- WHAT TO WORK ON -
Locate the word "Relatórios" in the entries below, then gather every line that holds it.

● ● ●

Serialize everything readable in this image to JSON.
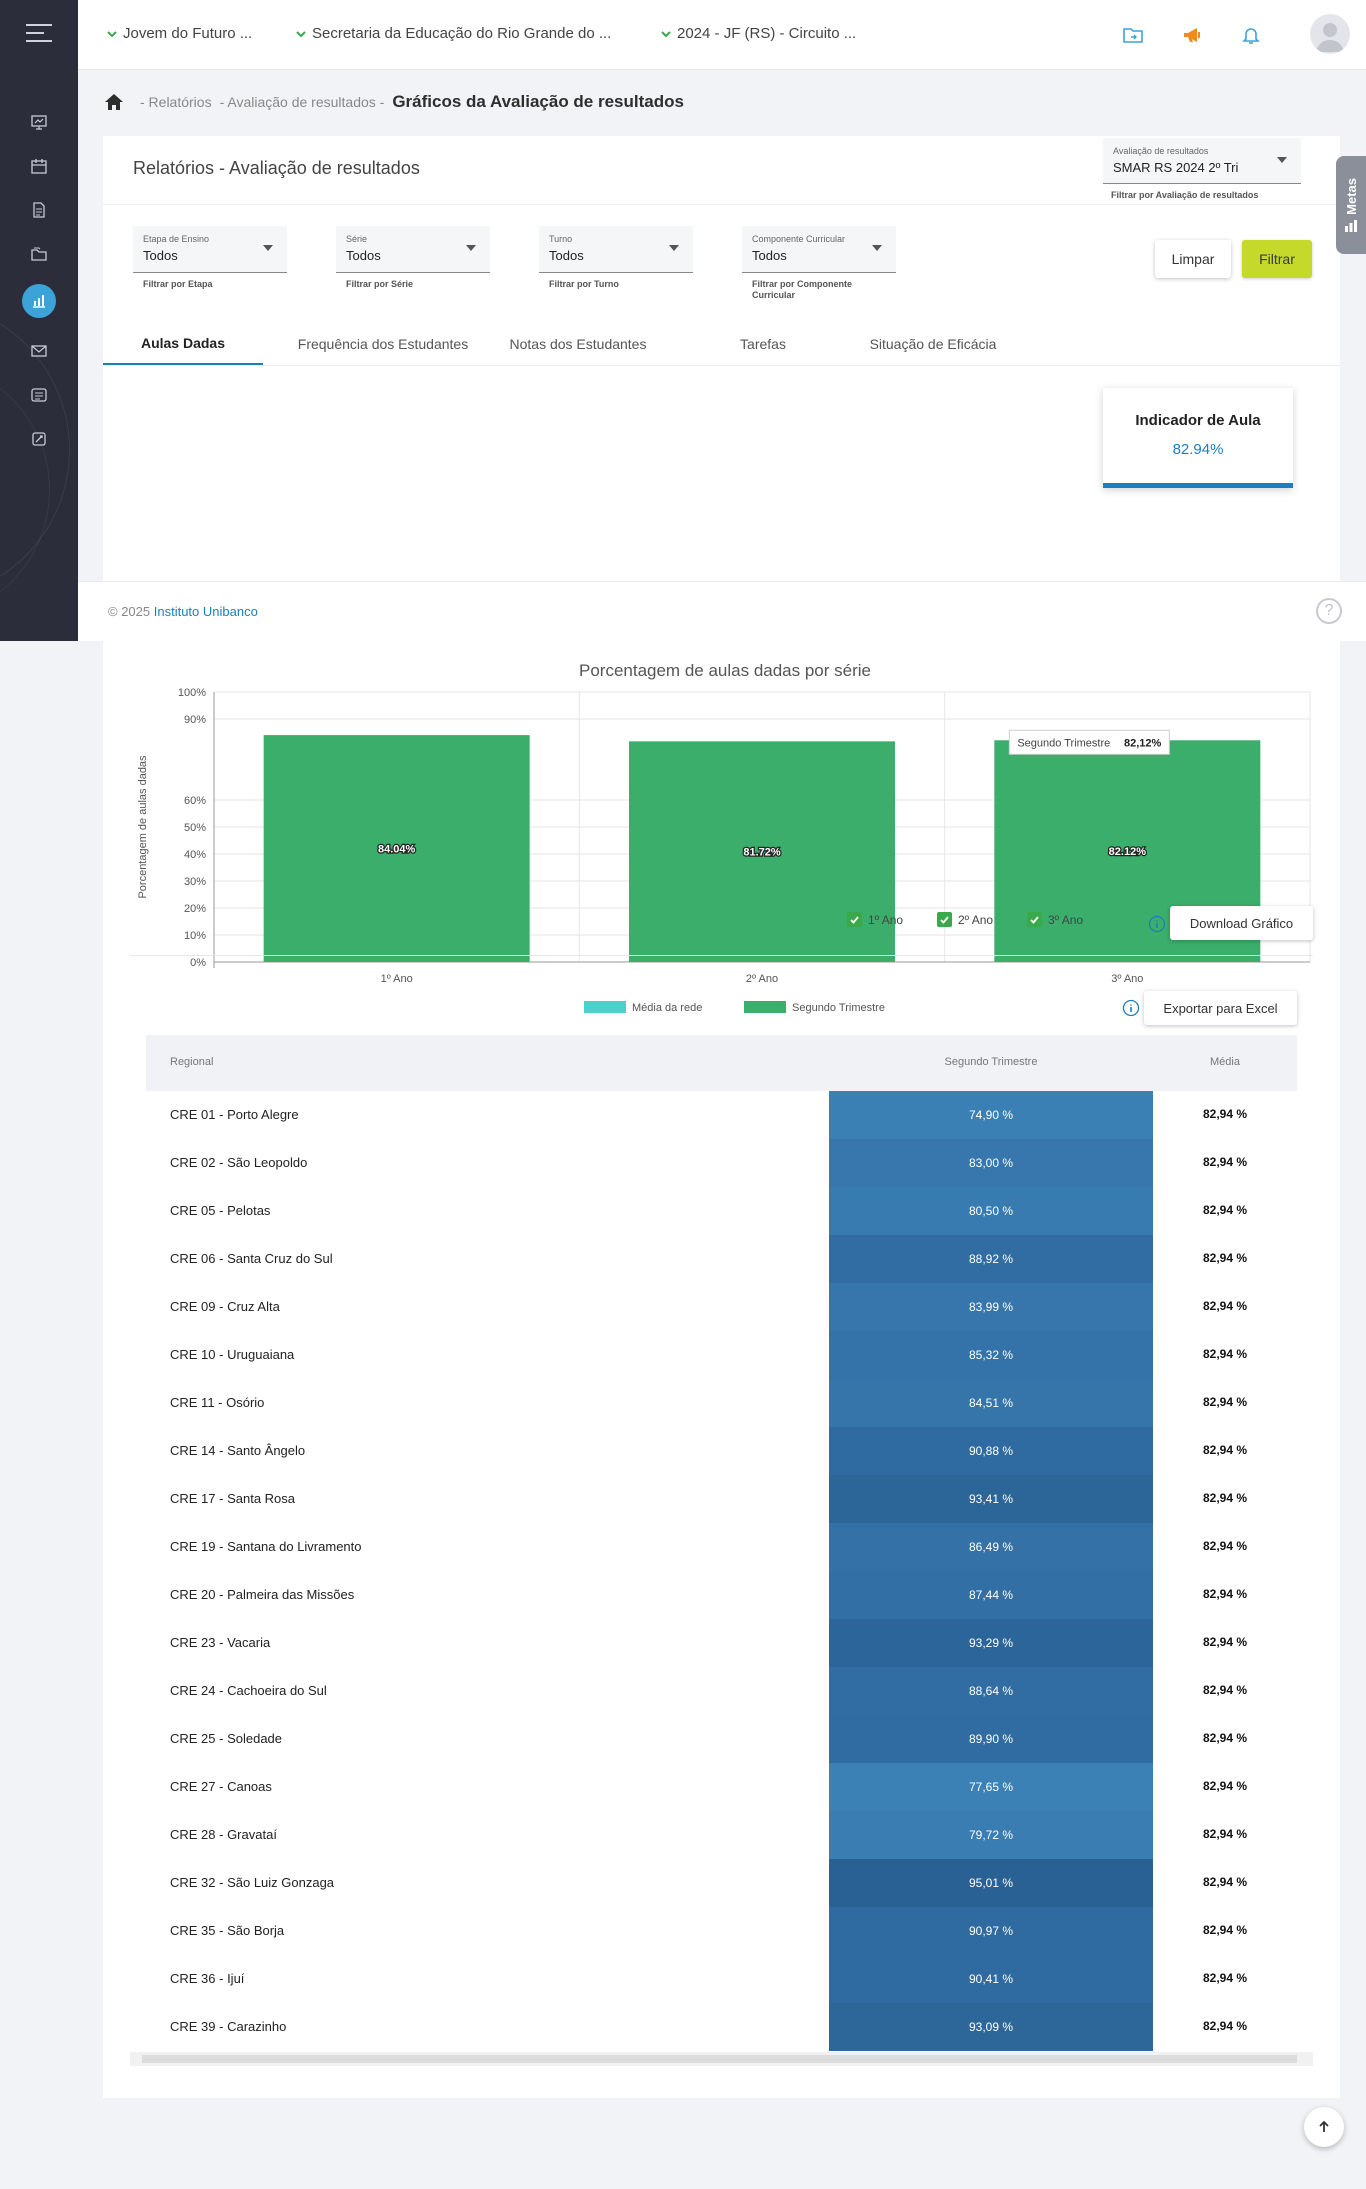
{
  "topbar": {
    "selectors": [
      "Jovem do Futuro ...",
      "Secretaria da Educação do Rio Grande do ...",
      "2024 - JF (RS) - Circuito ..."
    ],
    "icons": [
      "folder-icon",
      "megaphone-icon",
      "bell-icon",
      "avatar-icon"
    ]
  },
  "sidebar": {
    "icons": [
      "presentation-icon",
      "calendar-icon",
      "document-icon",
      "folders-icon",
      "chart-icon",
      "mail-icon",
      "checklist-icon",
      "tools-icon"
    ],
    "active": "chart-icon"
  },
  "breadcrumb": {
    "items": [
      "- Relatórios",
      "- Avaliação de resultados -"
    ],
    "current": "Gráficos da Avaliação de resultados"
  },
  "metas_label": "Metas",
  "card": {
    "title": "Relatórios - Avaliação de resultados",
    "avaliacao": {
      "label": "Avaliação de resultados",
      "value": "SMAR RS 2024 2º Tri",
      "hint": "Filtrar por Avaliação de resultados"
    },
    "filters": [
      {
        "label": "Etapa de Ensino",
        "value": "Todos",
        "hint": "Filtrar por Etapa"
      },
      {
        "label": "Série",
        "value": "Todos",
        "hint": "Filtrar por Série"
      },
      {
        "label": "Turno",
        "value": "Todos",
        "hint": "Filtrar por Turno"
      },
      {
        "label": "Componente Curricular",
        "value": "Todos",
        "hint": "Filtrar por Componente Curricular"
      }
    ],
    "buttons": {
      "limpar": "Limpar",
      "filtrar": "Filtrar"
    },
    "tabs": [
      "Aulas Dadas",
      "Frequência dos Estudantes",
      "Notas dos Estudantes",
      "Tarefas",
      "Situação de Eficácia"
    ],
    "indicator": {
      "title": "Indicador de Aula",
      "value": "82.94%"
    },
    "chart_checks": [
      "1º Ano",
      "2º Ano",
      "3º Ano"
    ],
    "download_label": "Download Gráfico",
    "export_label": "Exportar para Excel"
  },
  "chart_data": {
    "type": "bar",
    "title": "Porcentagem de aulas dadas por série",
    "ylabel": "Porcentagem de aulas dadas",
    "categories": [
      "1º Ano",
      "2º Ano",
      "3º Ano"
    ],
    "series": [
      {
        "name": "Média da rede",
        "color": "#4dd0c9",
        "values": []
      },
      {
        "name": "Segundo Trimestre",
        "color": "#3aae6a",
        "values": [
          84.04,
          81.72,
          82.12
        ]
      }
    ],
    "data_labels": [
      "84.04%",
      "81.72%",
      "82.12%"
    ],
    "tooltip": {
      "label": "Segundo Trimestre",
      "value": "82,12%"
    },
    "yticks": [
      "0%",
      "10%",
      "20%",
      "30%",
      "40%",
      "50%",
      "60%",
      "90%",
      "100%"
    ],
    "ylim": [
      0,
      100
    ],
    "grid": true,
    "legend": "bottom"
  },
  "table": {
    "headers": [
      "Regional",
      "Segundo Trimestre",
      "Média"
    ],
    "rows": [
      {
        "regional": "CRE 01 - Porto Alegre",
        "trimestre": "74,90 %",
        "media": "82,94 %",
        "color": "#3a80b5"
      },
      {
        "regional": "CRE 02 - São Leopoldo",
        "trimestre": "83,00 %",
        "media": "82,94 %",
        "color": "#3777ad"
      },
      {
        "regional": "CRE 05 - Pelotas",
        "trimestre": "80,50 %",
        "media": "82,94 %",
        "color": "#387bb1"
      },
      {
        "regional": "CRE 06 - Santa Cruz do Sul",
        "trimestre": "88,92 %",
        "media": "82,94 %",
        "color": "#316da3"
      },
      {
        "regional": "CRE 09 - Cruz Alta",
        "trimestre": "83,99 %",
        "media": "82,94 %",
        "color": "#3676ac"
      },
      {
        "regional": "CRE 10 - Uruguaiana",
        "trimestre": "85,32 %",
        "media": "82,94 %",
        "color": "#3473a9"
      },
      {
        "regional": "CRE 11 - Osório",
        "trimestre": "84,51 %",
        "media": "82,94 %",
        "color": "#3575aa"
      },
      {
        "regional": "CRE 14 - Santo Ângelo",
        "trimestre": "90,88 %",
        "media": "82,94 %",
        "color": "#2f6aa0"
      },
      {
        "regional": "CRE 17 - Santa Rosa",
        "trimestre": "93,41 %",
        "media": "82,94 %",
        "color": "#2c6598"
      },
      {
        "regional": "CRE 19 - Santana do Livramento",
        "trimestre": "86,49 %",
        "media": "82,94 %",
        "color": "#3371a7"
      },
      {
        "regional": "CRE 20 - Palmeira das Missões",
        "trimestre": "87,44 %",
        "media": "82,94 %",
        "color": "#326fa5"
      },
      {
        "regional": "CRE 23 - Vacaria",
        "trimestre": "93,29 %",
        "media": "82,94 %",
        "color": "#2c6599"
      },
      {
        "regional": "CRE 24 - Cachoeira do Sul",
        "trimestre": "88,64 %",
        "media": "82,94 %",
        "color": "#316da3"
      },
      {
        "regional": "CRE 25 - Soledade",
        "trimestre": "89,90 %",
        "media": "82,94 %",
        "color": "#306ba1"
      },
      {
        "regional": "CRE 27 - Canoas",
        "trimestre": "77,65 %",
        "media": "82,94 %",
        "color": "#3b81b6"
      },
      {
        "regional": "CRE 28 - Gravataí",
        "trimestre": "79,72 %",
        "media": "82,94 %",
        "color": "#397db2"
      },
      {
        "regional": "CRE 32 - São Luiz Gonzaga",
        "trimestre": "95,01 %",
        "media": "82,94 %",
        "color": "#2a6195"
      },
      {
        "regional": "CRE 35 - São Borja",
        "trimestre": "90,97 %",
        "media": "82,94 %",
        "color": "#2f6aa0"
      },
      {
        "regional": "CRE 36 - Ijuí",
        "trimestre": "90,41 %",
        "media": "82,94 %",
        "color": "#2f6ba1"
      },
      {
        "regional": "CRE 39 - Carazinho",
        "trimestre": "93,09 %",
        "media": "82,94 %",
        "color": "#2d6699"
      }
    ]
  },
  "footer": {
    "copyright": "© 2025",
    "brand": "Instituto Unibanco"
  }
}
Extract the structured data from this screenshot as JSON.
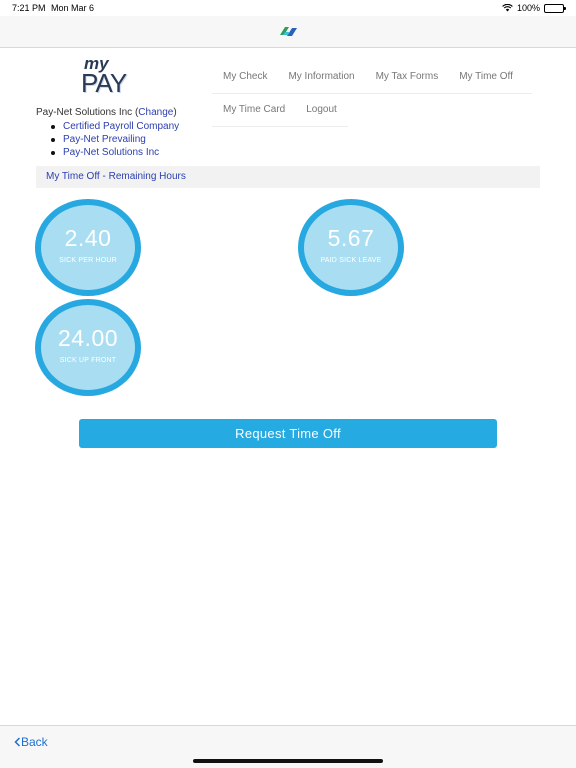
{
  "status_bar": {
    "time": "7:21 PM",
    "date": "Mon Mar 6",
    "battery": "100%",
    "battery_level": 1.0
  },
  "brand": {
    "logo_top": "my",
    "logo_bottom": "PAY"
  },
  "company": {
    "name": "Pay-Net Solutions Inc",
    "open_paren": "(",
    "change_label": "Change",
    "close_paren": ")",
    "list": [
      "Certified Payroll Company",
      "Pay-Net Prevailing",
      "Pay-Net Solutions Inc"
    ]
  },
  "nav": {
    "row1": [
      "My Check",
      "My Information",
      "My Tax Forms",
      "My Time Off"
    ],
    "row2": [
      "My Time Card",
      "Logout"
    ]
  },
  "section": {
    "title": "My Time Off - Remaining Hours"
  },
  "balances": [
    {
      "value": "2.40",
      "label": "SICK PER HOUR"
    },
    {
      "value": "5.67",
      "label": "PAID SICK LEAVE"
    },
    {
      "value": "24.00",
      "label": "SICK UP FRONT"
    }
  ],
  "actions": {
    "request_label": "Request Time Off"
  },
  "footer": {
    "back_label": "Back"
  },
  "colors": {
    "accent": "#27a8e0",
    "circle_fill": "#a9def2",
    "link": "#2b3eb0"
  }
}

● ● ●

- ANSWER TO THE EXERCISE -
      "- Relatórios",
    "title": "Relatórios - Avaliação de resultados",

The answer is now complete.